### Data lines
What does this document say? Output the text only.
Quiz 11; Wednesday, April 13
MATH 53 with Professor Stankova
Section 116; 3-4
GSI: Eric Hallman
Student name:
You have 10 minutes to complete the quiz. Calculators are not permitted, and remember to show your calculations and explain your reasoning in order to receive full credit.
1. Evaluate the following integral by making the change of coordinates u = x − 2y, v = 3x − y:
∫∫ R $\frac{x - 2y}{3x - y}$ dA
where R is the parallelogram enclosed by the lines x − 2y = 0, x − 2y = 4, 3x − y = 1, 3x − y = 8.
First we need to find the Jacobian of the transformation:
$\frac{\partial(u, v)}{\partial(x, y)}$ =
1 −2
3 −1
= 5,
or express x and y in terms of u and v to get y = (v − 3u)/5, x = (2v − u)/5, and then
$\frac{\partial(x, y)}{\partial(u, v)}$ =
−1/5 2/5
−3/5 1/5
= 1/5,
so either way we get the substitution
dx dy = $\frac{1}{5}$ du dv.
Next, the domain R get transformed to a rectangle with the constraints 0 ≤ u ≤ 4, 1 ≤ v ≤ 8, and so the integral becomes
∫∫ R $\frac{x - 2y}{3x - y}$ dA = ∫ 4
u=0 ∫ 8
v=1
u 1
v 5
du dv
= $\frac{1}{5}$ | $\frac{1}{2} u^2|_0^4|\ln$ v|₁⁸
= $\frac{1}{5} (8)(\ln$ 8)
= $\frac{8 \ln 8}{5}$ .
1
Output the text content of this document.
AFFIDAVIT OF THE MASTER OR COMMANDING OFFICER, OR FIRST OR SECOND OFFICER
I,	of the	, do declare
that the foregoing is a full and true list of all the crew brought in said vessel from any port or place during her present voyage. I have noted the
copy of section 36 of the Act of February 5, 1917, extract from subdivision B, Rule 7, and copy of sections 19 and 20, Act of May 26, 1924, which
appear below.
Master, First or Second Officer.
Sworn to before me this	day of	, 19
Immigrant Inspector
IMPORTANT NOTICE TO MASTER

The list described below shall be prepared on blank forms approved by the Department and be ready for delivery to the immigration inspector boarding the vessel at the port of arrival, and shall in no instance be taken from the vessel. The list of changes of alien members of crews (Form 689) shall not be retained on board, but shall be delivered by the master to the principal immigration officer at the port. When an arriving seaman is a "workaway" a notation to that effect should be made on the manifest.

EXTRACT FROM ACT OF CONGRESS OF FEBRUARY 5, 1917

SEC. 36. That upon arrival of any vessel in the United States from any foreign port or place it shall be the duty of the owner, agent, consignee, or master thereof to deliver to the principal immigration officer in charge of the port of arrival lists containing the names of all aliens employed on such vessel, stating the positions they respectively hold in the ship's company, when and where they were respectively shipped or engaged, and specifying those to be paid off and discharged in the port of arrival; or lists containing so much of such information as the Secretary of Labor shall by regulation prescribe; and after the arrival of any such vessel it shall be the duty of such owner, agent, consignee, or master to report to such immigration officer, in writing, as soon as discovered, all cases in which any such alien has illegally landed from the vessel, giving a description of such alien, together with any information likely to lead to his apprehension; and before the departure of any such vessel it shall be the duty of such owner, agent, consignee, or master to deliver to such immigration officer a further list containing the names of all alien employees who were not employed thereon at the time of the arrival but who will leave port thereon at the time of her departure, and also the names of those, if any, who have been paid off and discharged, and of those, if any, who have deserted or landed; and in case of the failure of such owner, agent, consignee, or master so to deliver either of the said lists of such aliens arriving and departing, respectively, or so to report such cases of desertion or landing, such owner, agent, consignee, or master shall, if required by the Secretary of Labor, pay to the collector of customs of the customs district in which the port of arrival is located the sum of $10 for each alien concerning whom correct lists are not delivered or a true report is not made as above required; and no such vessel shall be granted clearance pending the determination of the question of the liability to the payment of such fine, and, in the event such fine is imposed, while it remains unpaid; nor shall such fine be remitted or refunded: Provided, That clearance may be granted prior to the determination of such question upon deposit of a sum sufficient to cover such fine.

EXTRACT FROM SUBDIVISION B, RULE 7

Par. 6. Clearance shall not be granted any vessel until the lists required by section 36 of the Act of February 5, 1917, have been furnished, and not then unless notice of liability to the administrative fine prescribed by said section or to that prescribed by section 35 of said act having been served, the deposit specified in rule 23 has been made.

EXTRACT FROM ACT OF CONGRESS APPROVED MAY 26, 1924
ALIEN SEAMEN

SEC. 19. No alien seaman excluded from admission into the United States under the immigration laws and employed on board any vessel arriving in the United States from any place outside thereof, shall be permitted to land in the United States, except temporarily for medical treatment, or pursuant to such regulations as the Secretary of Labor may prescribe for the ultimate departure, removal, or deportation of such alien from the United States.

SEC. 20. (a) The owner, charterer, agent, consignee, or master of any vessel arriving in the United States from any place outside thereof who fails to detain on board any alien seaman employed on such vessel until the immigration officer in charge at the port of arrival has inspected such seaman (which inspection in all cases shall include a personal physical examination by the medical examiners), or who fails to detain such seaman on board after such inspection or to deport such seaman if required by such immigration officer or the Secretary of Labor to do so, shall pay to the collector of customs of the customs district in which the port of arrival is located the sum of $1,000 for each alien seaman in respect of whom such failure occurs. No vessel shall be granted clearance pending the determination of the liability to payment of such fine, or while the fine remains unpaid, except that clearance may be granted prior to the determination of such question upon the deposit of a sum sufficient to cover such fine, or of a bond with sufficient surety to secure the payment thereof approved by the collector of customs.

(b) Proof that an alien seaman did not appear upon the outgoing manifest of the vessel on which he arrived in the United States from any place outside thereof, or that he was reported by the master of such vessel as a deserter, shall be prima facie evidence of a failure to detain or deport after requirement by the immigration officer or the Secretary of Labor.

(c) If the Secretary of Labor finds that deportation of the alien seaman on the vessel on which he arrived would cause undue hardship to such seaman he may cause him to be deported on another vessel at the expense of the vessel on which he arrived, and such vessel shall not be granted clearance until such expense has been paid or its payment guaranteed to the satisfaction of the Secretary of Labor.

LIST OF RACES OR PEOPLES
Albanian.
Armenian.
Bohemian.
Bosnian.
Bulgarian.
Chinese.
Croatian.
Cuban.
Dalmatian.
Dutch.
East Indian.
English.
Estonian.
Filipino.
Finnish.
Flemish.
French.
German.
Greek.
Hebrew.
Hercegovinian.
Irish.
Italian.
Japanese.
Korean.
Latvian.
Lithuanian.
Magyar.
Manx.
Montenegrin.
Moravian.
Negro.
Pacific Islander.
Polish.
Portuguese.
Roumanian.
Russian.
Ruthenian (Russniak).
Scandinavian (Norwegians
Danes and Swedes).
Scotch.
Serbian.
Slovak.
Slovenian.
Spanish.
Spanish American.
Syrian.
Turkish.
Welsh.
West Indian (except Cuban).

### Set task
Repeat the listing exactly, from its first line to its last.

### Exercise output
What does this document say? Output the text only.
Quiz 11; Wednesday, April 13
MATH 53 with Professor Stankova
Section 116; 3-4
GSI: Eric Hallman
Student name:
You have 10 minutes to complete the quiz. Calculators are not permitted, and remember to show your calculations and explain your reasoning in order to receive full credit.
1. Evaluate the following integral by making the change of coordinates u = x − 2y, v = 3x − y:
∫∫ R $\frac{x - 2y}{3x - y}$ dA
where R is the parallelogram enclosed by the lines x − 2y = 0, x − 2y = 4, 3x − y = 1, 3x − y = 8.
First we need to find the Jacobian of the transformation:
$\frac{\partial(u, v)}{\partial(x, y)}$ =
1 −2
3 −1
= 5,
or express x and y in terms of u and v to get y = (v − 3u)/5, x = (2v − u)/5, and then
$\frac{\partial(x, y)}{\partial(u, v)}$ =
−1/5 2/5
−3/5 1/5
= 1/5,
so either way we get the substitution
dx dy = $\frac{1}{5}$ du dv.
Next, the domain R get transformed to a rectangle with the constraints 0 ≤ u ≤ 4, 1 ≤ v ≤ 8, and so the integral becomes
∫∫ R $\frac{x - 2y}{3x - y}$ dA = ∫ 4
u=0 ∫ 8
v=1
u 1
v 5
du dv
= $\frac{1}{5}$ | $\frac{1}{2} u^2|_0^4|\ln$ v|₁⁸
= $\frac{1}{5} (8)(\ln$ 8)
= $\frac{8 \ln 8}{5}$ .
1
Output the text content of this document.
AFFIDAVIT OF THE MASTER OR COMMANDING OFFICER, OR FIRST OR SECOND OFFICER
I,	of the	, do declare
that the foregoing is a full and true list of all the crew brought in said vessel from any port or place during her present voyage. I have noted the
copy of section 36 of the Act of February 5, 1917, extract from subdivision B, Rule 7, and copy of sections 19 and 20, Act of May 26, 1924, which
appear below.
Master, First or Second Officer.
Sworn to before me this	day of	, 19
Immigrant Inspector
IMPORTANT NOTICE TO MASTER

The list described below shall be prepared on blank forms approved by the Department and be ready for delivery to the immigration inspector boarding the vessel at the port of arrival, and shall in no instance be taken from the vessel. The list of changes of alien members of crews (Form 689) shall not be retained on board, but shall be delivered by the master to the principal immigration officer at the port. When an arriving seaman is a "workaway" a notation to that effect should be made on the manifest.

EXTRACT FROM ACT OF CONGRESS OF FEBRUARY 5, 1917

SEC. 36. That upon arrival of any vessel in the United States from any foreign port or place it shall be the duty of the owner, agent, consignee, or master thereof to deliver to the principal immigration officer in charge of the port of arrival lists containing the names of all aliens employed on such vessel, stating the positions they respectively hold in the ship's company, when and where they were respectively shipped or engaged, and specifying those to be paid off and discharged in the port of arrival; or lists containing so much of such information as the Secretary of Labor shall by regulation prescribe; and after the arrival of any such vessel it shall be the duty of such owner, agent, consignee, or master to report to such immigration officer, in writing, as soon as discovered, all cases in which any such alien has illegally landed from the vessel, giving a description of such alien, together with any information likely to lead to his apprehension; and before the departure of any such vessel it shall be the duty of such owner, agent, consignee, or master to deliver to such immigration officer a further list containing the names of all alien employees who were not employed thereon at the time of the arrival but who will leave port thereon at the time of her departure, and also the names of those, if any, who have been paid off and discharged, and of those, if any, who have deserted or landed; and in case of the failure of such owner, agent, consignee, or master so to deliver either of the said lists of such aliens arriving and departing, respectively, or so to report such cases of desertion or landing, such owner, agent, consignee, or master shall, if required by the Secretary of Labor, pay to the collector of customs of the customs district in which the port of arrival is located the sum of $10 for each alien concerning whom correct lists are not delivered or a true report is not made as above required; and no such vessel shall be granted clearance pending the determination of the question of the liability to the payment of such fine, and, in the event such fine is imposed, while it remains unpaid; nor shall such fine be remitted or refunded: Provided, That clearance may be granted prior to the determination of such question upon deposit of a sum sufficient to cover such fine.

EXTRACT FROM SUBDIVISION B, RULE 7

Par. 6. Clearance shall not be granted any vessel until the lists required by section 36 of the Act of February 5, 1917, have been furnished, and not then unless notice of liability to the administrative fine prescribed by said section or to that prescribed by section 35 of said act having been served, the deposit specified in rule 23 has been made.

EXTRACT FROM ACT OF CONGRESS APPROVED MAY 26, 1924
ALIEN SEAMEN

SEC. 19. No alien seaman excluded from admission into the United States under the immigration laws and employed on board any vessel arriving in the United States from any place outside thereof, shall be permitted to land in the United States, except temporarily for medical treatment, or pursuant to such regulations as the Secretary of Labor may prescribe for the ultimate departure, removal, or deportation of such alien from the United States.

SEC. 20. (a) The owner, charterer, agent, consignee, or master of any vessel arriving in the United States from any place outside thereof who fails to detain on board any alien seaman employed on such vessel until the immigration officer in charge at the port of arrival has inspected such seaman (which inspection in all cases shall include a personal physical examination by the medical examiners), or who fails to detain such seaman on board after such inspection or to deport such seaman if required by such immigration officer or the Secretary of Labor to do so, shall pay to the collector of customs of the customs district in which the port of arrival is located the sum of $1,000 for each alien seaman in respect of whom such failure occurs. No vessel shall be granted clearance pending the determination of the liability to payment of such fine, or while the fine remains unpaid, except that clearance may be granted prior to the determination of such question upon the deposit of a sum sufficient to cover such fine, or of a bond with sufficient surety to secure the payment thereof approved by the collector of customs.

(b) Proof that an alien seaman did not appear upon the outgoing manifest of the vessel on which he arrived in the United States from any place outside thereof, or that he was reported by the master of such vessel as a deserter, shall be prima facie evidence of a failure to detain or deport after requirement by the immigration officer or the Secretary of Labor.

(c) If the Secretary of Labor finds that deportation of the alien seaman on the vessel on which he arrived would cause undue hardship to such seaman he may cause him to be deported on another vessel at the expense of the vessel on which he arrived, and such vessel shall not be granted clearance until such expense has been paid or its payment guaranteed to the satisfaction of the Secretary of Labor.

LIST OF RACES OR PEOPLES
Albanian.
Armenian.
Bohemian.
Bosnian.
Bulgarian.
Chinese.
Croatian.
Cuban.
Dalmatian.
Dutch.
East Indian.
English.
Estonian.
Filipino.
Finnish.
Flemish.
French.
German.
Greek.
Hebrew.
Hercegovinian.
Irish.
Italian.
Japanese.
Korean.
Latvian.
Lithuanian.
Magyar.
Manx.
Montenegrin.
Moravian.
Negro.
Pacific Islander.
Polish.
Portuguese.
Roumanian.
Russian.
Ruthenian (Russniak).
Scandinavian (Norwegians
Danes and Swedes).
Scotch.
Serbian.
Slovak.
Slovenian.
Spanish.
Spanish American.
Syrian.
Turkish.
Welsh.
West Indian (except Cuban).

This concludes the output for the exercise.